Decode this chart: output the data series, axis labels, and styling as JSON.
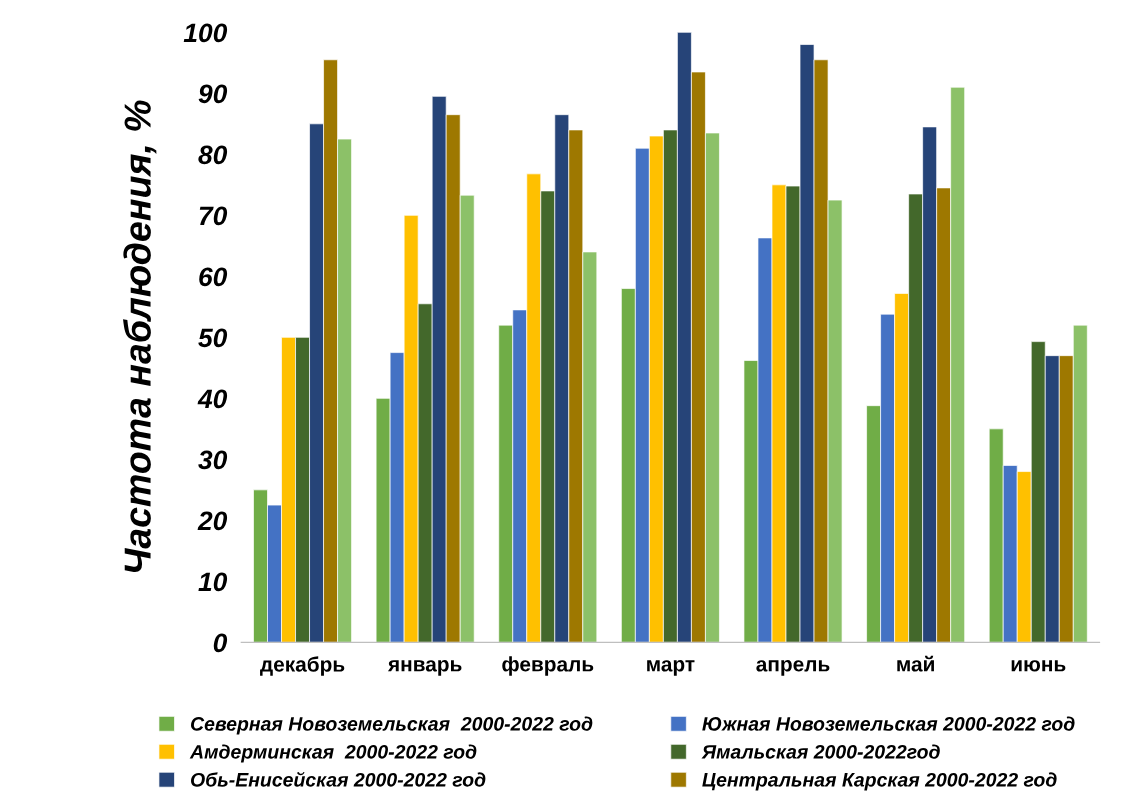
{
  "chart_data": {
    "type": "bar",
    "ylabel": "Частота наблюдения, %",
    "categories": [
      "декабрь",
      "январь",
      "февраль",
      "март",
      "апрель",
      "май",
      "июнь"
    ],
    "series": [
      {
        "name": "Северная Новоземельская  2000-2022 год",
        "color": "#70ad47",
        "values": [
          25,
          40,
          52,
          58,
          46.2,
          38.8,
          35
        ]
      },
      {
        "name": "Южная Новоземельская 2000-2022 год",
        "color": "#4472c4",
        "values": [
          22.5,
          47.5,
          54.5,
          81,
          66.3,
          53.8,
          29
        ]
      },
      {
        "name": "Амдерминская  2000-2022 год",
        "color": "#ffc000",
        "values": [
          50,
          70,
          76.8,
          83,
          75,
          57.2,
          28
        ]
      },
      {
        "name": "Ямальская 2000-2022год",
        "color": "#43682b",
        "values": [
          50,
          55.5,
          74,
          84,
          74.8,
          73.5,
          49.3
        ]
      },
      {
        "name": "Обь-Енисейская 2000-2022 год",
        "color": "#264478",
        "values": [
          85,
          89.5,
          86.5,
          100,
          98,
          84.5,
          47
        ]
      },
      {
        "name": "Центральная Карская 2000-2022 год",
        "color": "#9e7800",
        "values": [
          95.5,
          86.5,
          84,
          93.5,
          95.5,
          74.5,
          47
        ]
      },
      {
        "color": "#8cc168",
        "values": [
          82.5,
          73.3,
          64,
          83.5,
          72.5,
          91,
          52
        ]
      }
    ],
    "ylim": [
      0,
      100
    ],
    "yticks": [
      0,
      10,
      20,
      30,
      40,
      50,
      60,
      70,
      80,
      90,
      100
    ],
    "grid": false,
    "legend": "bottom"
  }
}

★ ★ ★ ★ ★

> Aim:
How many lines of these entries contain "Новоземельская"? Answer with the number and nothing else.

> Exercise solution:
2